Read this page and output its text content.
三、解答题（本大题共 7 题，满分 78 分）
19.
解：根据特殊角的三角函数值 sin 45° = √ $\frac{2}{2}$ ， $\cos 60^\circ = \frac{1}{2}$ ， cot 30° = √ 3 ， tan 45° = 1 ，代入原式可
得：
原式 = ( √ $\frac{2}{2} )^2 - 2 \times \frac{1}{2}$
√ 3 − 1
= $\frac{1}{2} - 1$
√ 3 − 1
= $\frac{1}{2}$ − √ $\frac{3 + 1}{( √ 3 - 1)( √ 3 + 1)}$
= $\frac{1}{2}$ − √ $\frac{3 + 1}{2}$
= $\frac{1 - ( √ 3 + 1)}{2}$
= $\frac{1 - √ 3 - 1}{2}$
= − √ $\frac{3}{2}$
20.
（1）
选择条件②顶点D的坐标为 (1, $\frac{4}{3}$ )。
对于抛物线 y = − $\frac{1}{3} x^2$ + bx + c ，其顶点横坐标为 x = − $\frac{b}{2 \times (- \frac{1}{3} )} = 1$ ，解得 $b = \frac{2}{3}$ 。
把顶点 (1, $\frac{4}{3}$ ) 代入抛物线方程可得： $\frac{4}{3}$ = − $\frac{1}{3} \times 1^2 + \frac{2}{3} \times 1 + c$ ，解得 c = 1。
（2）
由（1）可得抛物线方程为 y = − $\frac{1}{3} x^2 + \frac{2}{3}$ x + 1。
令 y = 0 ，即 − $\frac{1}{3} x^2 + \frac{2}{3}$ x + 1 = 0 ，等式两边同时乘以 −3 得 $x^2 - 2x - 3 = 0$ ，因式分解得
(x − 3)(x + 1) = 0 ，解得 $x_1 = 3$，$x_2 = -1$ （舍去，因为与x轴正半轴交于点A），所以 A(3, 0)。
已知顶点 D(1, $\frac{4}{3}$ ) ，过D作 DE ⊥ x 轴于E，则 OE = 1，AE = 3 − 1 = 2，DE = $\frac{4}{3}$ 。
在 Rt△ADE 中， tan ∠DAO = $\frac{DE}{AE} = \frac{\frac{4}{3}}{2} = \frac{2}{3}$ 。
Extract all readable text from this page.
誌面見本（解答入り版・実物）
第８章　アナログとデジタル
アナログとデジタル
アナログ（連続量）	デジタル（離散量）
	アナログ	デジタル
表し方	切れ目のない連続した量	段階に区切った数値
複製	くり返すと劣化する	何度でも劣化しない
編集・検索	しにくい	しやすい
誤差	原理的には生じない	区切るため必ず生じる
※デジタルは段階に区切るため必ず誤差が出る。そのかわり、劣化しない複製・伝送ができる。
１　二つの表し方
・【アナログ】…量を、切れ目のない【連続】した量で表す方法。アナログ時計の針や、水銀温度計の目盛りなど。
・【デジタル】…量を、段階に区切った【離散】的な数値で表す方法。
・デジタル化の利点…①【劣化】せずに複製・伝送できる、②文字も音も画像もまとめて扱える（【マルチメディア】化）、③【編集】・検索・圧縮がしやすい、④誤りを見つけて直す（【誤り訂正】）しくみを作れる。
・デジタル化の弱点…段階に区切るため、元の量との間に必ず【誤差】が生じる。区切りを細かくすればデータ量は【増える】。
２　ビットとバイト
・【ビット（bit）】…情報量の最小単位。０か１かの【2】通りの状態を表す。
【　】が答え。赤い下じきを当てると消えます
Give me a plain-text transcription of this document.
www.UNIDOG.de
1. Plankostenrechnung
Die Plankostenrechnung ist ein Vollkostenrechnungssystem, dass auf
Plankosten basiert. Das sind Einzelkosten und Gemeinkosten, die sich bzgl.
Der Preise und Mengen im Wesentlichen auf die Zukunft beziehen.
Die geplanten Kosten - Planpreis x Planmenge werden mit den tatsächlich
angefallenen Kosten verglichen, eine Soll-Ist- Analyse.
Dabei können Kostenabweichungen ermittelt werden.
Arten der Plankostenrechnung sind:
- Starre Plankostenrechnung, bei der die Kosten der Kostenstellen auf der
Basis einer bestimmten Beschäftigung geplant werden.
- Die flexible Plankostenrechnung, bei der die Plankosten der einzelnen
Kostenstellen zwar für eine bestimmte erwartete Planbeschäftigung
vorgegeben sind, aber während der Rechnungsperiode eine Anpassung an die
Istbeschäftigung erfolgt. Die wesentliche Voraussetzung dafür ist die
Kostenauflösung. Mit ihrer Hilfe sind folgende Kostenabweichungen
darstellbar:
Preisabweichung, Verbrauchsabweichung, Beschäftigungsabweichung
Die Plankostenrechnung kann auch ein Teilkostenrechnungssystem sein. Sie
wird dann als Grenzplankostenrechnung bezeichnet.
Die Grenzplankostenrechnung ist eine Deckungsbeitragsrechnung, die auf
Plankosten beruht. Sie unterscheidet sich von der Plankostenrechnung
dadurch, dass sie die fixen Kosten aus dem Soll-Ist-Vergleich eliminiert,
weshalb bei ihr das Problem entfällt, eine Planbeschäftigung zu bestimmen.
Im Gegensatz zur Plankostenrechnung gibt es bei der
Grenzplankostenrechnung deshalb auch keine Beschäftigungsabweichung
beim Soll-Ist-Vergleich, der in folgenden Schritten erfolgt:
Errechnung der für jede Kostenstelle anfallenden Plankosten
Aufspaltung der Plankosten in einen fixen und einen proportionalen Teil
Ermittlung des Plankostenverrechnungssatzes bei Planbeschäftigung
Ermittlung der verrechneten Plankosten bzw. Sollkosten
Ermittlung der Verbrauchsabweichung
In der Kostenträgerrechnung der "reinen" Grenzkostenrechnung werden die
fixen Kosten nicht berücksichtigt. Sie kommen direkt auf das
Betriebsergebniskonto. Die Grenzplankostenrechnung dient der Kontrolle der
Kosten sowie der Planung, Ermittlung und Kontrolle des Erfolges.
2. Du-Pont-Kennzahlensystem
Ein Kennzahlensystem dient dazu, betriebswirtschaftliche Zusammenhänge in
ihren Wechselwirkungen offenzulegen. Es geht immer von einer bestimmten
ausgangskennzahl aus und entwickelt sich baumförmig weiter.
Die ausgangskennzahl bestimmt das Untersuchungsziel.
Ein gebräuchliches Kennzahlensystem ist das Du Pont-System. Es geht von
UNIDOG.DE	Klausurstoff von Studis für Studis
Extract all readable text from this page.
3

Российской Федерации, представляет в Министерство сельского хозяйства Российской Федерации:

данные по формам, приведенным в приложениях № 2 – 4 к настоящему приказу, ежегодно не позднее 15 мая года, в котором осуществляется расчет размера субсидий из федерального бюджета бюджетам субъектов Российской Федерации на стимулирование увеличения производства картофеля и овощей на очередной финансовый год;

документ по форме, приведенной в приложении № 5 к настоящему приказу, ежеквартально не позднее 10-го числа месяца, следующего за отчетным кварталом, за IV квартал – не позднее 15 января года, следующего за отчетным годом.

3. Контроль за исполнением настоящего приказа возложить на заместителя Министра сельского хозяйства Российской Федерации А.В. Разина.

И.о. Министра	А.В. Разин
==*==
- **Task goal**: Give back each line above precisely as it stands.

- **The response**:
Read this page and output its text content.
三、解答题（本大题共 7 题，满分 78 分）
19.
解：根据特殊角的三角函数值 sin 45° = √ $\frac{2}{2}$ ， $\cos 60^\circ = \frac{1}{2}$ ， cot 30° = √ 3 ， tan 45° = 1 ，代入原式可
得：
原式 = ( √ $\frac{2}{2} )^2 - 2 \times \frac{1}{2}$
√ 3 − 1
= $\frac{1}{2} - 1$
√ 3 − 1
= $\frac{1}{2}$ − √ $\frac{3 + 1}{( √ 3 - 1)( √ 3 + 1)}$
= $\frac{1}{2}$ − √ $\frac{3 + 1}{2}$
= $\frac{1 - ( √ 3 + 1)}{2}$
= $\frac{1 - √ 3 - 1}{2}$
= − √ $\frac{3}{2}$
20.
（1）
选择条件②顶点D的坐标为 (1, $\frac{4}{3}$ )。
对于抛物线 y = − $\frac{1}{3} x^2$ + bx + c ，其顶点横坐标为 x = − $\frac{b}{2 \times (- \frac{1}{3} )} = 1$ ，解得 $b = \frac{2}{3}$ 。
把顶点 (1, $\frac{4}{3}$ ) 代入抛物线方程可得： $\frac{4}{3}$ = − $\frac{1}{3} \times 1^2 + \frac{2}{3} \times 1 + c$ ，解得 c = 1。
（2）
由（1）可得抛物线方程为 y = − $\frac{1}{3} x^2 + \frac{2}{3}$ x + 1。
令 y = 0 ，即 − $\frac{1}{3} x^2 + \frac{2}{3}$ x + 1 = 0 ，等式两边同时乘以 −3 得 $x^2 - 2x - 3 = 0$ ，因式分解得
(x − 3)(x + 1) = 0 ，解得 $x_1 = 3$，$x_2 = -1$ （舍去，因为与x轴正半轴交于点A），所以 A(3, 0)。
已知顶点 D(1, $\frac{4}{3}$ ) ，过D作 DE ⊥ x 轴于E，则 OE = 1，AE = 3 − 1 = 2，DE = $\frac{4}{3}$ 。
在 Rt△ADE 中， tan ∠DAO = $\frac{DE}{AE} = \frac{\frac{4}{3}}{2} = \frac{2}{3}$ 。
Extract all readable text from this page.
誌面見本（解答入り版・実物）
第８章　アナログとデジタル
アナログとデジタル
アナログ（連続量）	デジタル（離散量）
	アナログ	デジタル
表し方	切れ目のない連続した量	段階に区切った数値
複製	くり返すと劣化する	何度でも劣化しない
編集・検索	しにくい	しやすい
誤差	原理的には生じない	区切るため必ず生じる
※デジタルは段階に区切るため必ず誤差が出る。そのかわり、劣化しない複製・伝送ができる。
１　二つの表し方
・【アナログ】…量を、切れ目のない【連続】した量で表す方法。アナログ時計の針や、水銀温度計の目盛りなど。
・【デジタル】…量を、段階に区切った【離散】的な数値で表す方法。
・デジタル化の利点…①【劣化】せずに複製・伝送できる、②文字も音も画像もまとめて扱える（【マルチメディア】化）、③【編集】・検索・圧縮がしやすい、④誤りを見つけて直す（【誤り訂正】）しくみを作れる。
・デジタル化の弱点…段階に区切るため、元の量との間に必ず【誤差】が生じる。区切りを細かくすればデータ量は【増える】。
２　ビットとバイト
・【ビット（bit）】…情報量の最小単位。０か１かの【2】通りの状態を表す。
【　】が答え。赤い下じきを当てると消えます
Give me a plain-text transcription of this document.
www.UNIDOG.de
1. Plankostenrechnung
Die Plankostenrechnung ist ein Vollkostenrechnungssystem, dass auf
Plankosten basiert. Das sind Einzelkosten und Gemeinkosten, die sich bzgl.
Der Preise und Mengen im Wesentlichen auf die Zukunft beziehen.
Die geplanten Kosten - Planpreis x Planmenge werden mit den tatsächlich
angefallenen Kosten verglichen, eine Soll-Ist- Analyse.
Dabei können Kostenabweichungen ermittelt werden.
Arten der Plankostenrechnung sind:
- Starre Plankostenrechnung, bei der die Kosten der Kostenstellen auf der
Basis einer bestimmten Beschäftigung geplant werden.
- Die flexible Plankostenrechnung, bei der die Plankosten der einzelnen
Kostenstellen zwar für eine bestimmte erwartete Planbeschäftigung
vorgegeben sind, aber während der Rechnungsperiode eine Anpassung an die
Istbeschäftigung erfolgt. Die wesentliche Voraussetzung dafür ist die
Kostenauflösung. Mit ihrer Hilfe sind folgende Kostenabweichungen
darstellbar:
Preisabweichung, Verbrauchsabweichung, Beschäftigungsabweichung
Die Plankostenrechnung kann auch ein Teilkostenrechnungssystem sein. Sie
wird dann als Grenzplankostenrechnung bezeichnet.
Die Grenzplankostenrechnung ist eine Deckungsbeitragsrechnung, die auf
Plankosten beruht. Sie unterscheidet sich von der Plankostenrechnung
dadurch, dass sie die fixen Kosten aus dem Soll-Ist-Vergleich eliminiert,
weshalb bei ihr das Problem entfällt, eine Planbeschäftigung zu bestimmen.
Im Gegensatz zur Plankostenrechnung gibt es bei der
Grenzplankostenrechnung deshalb auch keine Beschäftigungsabweichung
beim Soll-Ist-Vergleich, der in folgenden Schritten erfolgt:
Errechnung der für jede Kostenstelle anfallenden Plankosten
Aufspaltung der Plankosten in einen fixen und einen proportionalen Teil
Ermittlung des Plankostenverrechnungssatzes bei Planbeschäftigung
Ermittlung der verrechneten Plankosten bzw. Sollkosten
Ermittlung der Verbrauchsabweichung
In der Kostenträgerrechnung der "reinen" Grenzkostenrechnung werden die
fixen Kosten nicht berücksichtigt. Sie kommen direkt auf das
Betriebsergebniskonto. Die Grenzplankostenrechnung dient der Kontrolle der
Kosten sowie der Planung, Ermittlung und Kontrolle des Erfolges.
2. Du-Pont-Kennzahlensystem
Ein Kennzahlensystem dient dazu, betriebswirtschaftliche Zusammenhänge in
ihren Wechselwirkungen offenzulegen. Es geht immer von einer bestimmten
ausgangskennzahl aus und entwickelt sich baumförmig weiter.
Die ausgangskennzahl bestimmt das Untersuchungsziel.
Ein gebräuchliches Kennzahlensystem ist das Du Pont-System. Es geht von
UNIDOG.DE	Klausurstoff von Studis für Studis
Extract all readable text from this page.
3

Российской Федерации, представляет в Министерство сельского хозяйства Российской Федерации:

данные по формам, приведенным в приложениях № 2 – 4 к настоящему приказу, ежегодно не позднее 15 мая года, в котором осуществляется расчет размера субсидий из федерального бюджета бюджетам субъектов Российской Федерации на стимулирование увеличения производства картофеля и овощей на очередной финансовый год;

документ по форме, приведенной в приложении № 5 к настоящему приказу, ежеквартально не позднее 10-го числа месяца, следующего за отчетным кварталом, за IV квартал – не позднее 15 января года, следующего за отчетным годом.

3. Контроль за исполнением настоящего приказа возложить на заместителя Министра сельского хозяйства Российской Федерации А.В. Разина.

И.о. Министра	А.В. Разин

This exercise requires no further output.